Requirement: Collect all the lines that mention the word "data".
════════════════════
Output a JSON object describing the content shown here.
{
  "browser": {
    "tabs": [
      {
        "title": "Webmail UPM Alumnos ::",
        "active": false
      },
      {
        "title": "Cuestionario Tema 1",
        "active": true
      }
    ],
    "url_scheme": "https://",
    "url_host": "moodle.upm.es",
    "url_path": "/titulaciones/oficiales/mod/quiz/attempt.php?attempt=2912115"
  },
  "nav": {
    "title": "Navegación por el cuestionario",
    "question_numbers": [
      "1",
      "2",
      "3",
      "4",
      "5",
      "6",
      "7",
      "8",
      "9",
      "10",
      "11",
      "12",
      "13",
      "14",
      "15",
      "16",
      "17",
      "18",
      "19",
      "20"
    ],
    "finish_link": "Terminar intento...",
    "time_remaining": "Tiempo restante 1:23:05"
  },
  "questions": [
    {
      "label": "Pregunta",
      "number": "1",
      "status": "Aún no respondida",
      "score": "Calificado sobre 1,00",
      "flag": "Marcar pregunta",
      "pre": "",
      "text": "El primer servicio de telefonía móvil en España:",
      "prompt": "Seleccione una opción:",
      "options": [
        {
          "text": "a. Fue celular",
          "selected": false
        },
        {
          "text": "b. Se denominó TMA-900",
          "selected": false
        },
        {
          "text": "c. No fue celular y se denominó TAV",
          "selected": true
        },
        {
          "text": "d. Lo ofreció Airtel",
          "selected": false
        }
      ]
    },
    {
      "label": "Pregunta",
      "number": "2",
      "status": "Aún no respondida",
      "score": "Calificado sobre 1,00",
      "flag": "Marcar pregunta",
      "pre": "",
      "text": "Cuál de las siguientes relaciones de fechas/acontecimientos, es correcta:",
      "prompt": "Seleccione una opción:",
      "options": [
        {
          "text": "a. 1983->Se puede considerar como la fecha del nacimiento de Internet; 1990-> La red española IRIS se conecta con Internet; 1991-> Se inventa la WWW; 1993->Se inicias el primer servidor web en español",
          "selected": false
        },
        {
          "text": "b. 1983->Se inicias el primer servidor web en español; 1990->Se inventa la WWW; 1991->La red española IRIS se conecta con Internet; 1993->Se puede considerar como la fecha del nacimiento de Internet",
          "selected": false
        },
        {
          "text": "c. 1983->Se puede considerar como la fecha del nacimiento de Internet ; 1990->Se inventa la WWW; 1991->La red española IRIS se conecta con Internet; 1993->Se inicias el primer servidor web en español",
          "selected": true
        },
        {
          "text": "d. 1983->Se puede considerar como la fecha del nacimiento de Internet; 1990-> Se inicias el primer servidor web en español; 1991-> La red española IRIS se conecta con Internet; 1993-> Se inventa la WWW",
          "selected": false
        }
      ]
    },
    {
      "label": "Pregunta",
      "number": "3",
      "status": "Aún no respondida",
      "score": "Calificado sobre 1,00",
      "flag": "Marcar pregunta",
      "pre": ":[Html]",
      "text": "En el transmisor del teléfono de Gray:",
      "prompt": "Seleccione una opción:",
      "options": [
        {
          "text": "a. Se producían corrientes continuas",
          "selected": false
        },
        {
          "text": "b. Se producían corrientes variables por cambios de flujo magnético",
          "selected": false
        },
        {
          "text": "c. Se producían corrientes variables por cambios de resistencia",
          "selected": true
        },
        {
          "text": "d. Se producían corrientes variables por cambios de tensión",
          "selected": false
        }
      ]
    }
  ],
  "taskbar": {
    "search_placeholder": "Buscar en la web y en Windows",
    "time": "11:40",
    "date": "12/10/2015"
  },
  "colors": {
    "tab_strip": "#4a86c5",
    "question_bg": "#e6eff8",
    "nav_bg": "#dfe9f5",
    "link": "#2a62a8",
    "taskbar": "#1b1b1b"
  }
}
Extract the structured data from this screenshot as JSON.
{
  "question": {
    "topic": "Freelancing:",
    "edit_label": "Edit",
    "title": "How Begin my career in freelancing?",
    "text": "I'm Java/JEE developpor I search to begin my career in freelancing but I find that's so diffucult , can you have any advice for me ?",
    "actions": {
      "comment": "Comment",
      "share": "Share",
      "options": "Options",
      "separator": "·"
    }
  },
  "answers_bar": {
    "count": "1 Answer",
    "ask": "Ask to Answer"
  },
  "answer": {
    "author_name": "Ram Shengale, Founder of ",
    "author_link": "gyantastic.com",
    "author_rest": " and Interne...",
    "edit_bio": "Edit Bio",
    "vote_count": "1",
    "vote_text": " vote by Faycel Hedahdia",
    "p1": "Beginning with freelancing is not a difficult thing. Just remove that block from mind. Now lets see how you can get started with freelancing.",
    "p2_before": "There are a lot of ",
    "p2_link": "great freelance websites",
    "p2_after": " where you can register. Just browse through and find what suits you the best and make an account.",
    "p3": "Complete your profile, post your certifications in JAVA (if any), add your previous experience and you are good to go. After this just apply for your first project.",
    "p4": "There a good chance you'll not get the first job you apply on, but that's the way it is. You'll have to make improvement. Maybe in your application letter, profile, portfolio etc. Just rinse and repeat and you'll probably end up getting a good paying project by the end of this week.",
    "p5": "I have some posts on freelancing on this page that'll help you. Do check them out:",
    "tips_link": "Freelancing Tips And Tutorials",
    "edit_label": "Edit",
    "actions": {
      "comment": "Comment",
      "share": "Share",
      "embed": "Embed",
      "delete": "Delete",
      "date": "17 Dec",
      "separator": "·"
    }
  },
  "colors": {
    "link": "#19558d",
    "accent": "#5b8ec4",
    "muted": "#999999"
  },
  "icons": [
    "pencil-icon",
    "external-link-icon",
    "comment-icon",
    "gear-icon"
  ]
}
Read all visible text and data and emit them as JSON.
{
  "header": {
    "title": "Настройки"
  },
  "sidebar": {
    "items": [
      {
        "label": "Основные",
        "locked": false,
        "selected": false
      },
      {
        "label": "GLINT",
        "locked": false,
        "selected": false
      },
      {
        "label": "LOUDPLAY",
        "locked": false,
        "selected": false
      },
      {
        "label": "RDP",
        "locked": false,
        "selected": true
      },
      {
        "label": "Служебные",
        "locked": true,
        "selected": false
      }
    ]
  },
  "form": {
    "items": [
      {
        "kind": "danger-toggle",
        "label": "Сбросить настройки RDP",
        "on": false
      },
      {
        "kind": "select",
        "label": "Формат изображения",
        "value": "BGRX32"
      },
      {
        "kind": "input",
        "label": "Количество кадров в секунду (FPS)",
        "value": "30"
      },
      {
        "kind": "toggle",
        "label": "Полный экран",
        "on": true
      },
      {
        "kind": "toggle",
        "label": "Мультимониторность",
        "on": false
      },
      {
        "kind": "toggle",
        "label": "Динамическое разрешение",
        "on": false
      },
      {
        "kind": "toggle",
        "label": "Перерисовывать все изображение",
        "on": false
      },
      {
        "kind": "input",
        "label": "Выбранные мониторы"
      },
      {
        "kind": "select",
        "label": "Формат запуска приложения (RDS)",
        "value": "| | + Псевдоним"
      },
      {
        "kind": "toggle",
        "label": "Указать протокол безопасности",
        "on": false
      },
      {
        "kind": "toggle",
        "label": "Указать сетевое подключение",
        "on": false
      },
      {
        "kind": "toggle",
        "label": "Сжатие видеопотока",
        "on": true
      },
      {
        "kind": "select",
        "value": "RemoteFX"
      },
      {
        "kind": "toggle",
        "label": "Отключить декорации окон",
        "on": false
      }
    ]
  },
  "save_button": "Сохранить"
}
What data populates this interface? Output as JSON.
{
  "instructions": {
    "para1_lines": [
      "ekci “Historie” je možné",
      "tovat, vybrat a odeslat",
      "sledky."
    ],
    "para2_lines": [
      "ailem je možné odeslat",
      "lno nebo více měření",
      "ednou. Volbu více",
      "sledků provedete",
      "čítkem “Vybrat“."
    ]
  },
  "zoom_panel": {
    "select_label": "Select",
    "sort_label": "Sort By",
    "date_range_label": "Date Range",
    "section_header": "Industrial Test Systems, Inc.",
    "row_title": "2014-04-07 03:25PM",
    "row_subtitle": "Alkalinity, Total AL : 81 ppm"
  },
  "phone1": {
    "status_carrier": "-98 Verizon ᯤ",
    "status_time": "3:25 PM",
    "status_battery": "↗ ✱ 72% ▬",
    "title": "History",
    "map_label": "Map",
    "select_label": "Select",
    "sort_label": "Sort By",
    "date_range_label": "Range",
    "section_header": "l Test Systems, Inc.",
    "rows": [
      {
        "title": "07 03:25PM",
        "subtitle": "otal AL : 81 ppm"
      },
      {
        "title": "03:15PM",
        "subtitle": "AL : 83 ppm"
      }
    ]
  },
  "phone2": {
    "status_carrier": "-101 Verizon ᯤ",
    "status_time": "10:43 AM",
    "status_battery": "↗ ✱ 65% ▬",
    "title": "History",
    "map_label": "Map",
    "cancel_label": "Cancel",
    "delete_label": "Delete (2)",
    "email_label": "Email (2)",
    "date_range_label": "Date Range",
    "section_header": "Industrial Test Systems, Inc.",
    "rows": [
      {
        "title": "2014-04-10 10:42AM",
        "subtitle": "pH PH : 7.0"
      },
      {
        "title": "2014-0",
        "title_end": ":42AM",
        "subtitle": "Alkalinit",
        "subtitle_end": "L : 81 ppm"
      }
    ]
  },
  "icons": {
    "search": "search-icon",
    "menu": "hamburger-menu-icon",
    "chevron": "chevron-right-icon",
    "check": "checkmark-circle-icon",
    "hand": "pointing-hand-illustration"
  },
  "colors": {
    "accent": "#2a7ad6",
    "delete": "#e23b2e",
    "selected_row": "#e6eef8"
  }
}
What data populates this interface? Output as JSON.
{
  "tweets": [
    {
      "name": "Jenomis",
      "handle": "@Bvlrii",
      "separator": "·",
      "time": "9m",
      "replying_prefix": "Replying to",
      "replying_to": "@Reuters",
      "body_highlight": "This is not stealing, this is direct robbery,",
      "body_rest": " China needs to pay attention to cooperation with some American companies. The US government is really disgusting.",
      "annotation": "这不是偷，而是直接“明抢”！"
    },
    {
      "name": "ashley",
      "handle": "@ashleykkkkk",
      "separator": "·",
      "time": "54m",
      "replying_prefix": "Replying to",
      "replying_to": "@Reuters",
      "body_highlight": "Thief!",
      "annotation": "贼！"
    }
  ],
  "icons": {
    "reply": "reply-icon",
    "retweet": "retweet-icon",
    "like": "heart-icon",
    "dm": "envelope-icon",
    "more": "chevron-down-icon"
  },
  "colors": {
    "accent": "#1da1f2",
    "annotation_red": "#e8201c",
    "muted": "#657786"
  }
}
════════════════════
Output for this exercise:
Extract the structured data from this screenshot as JSON.
Read all visible text and data and emit them as JSON.
What data populates this interface? Output as JSON.
What data populates this interface? Output as JSON.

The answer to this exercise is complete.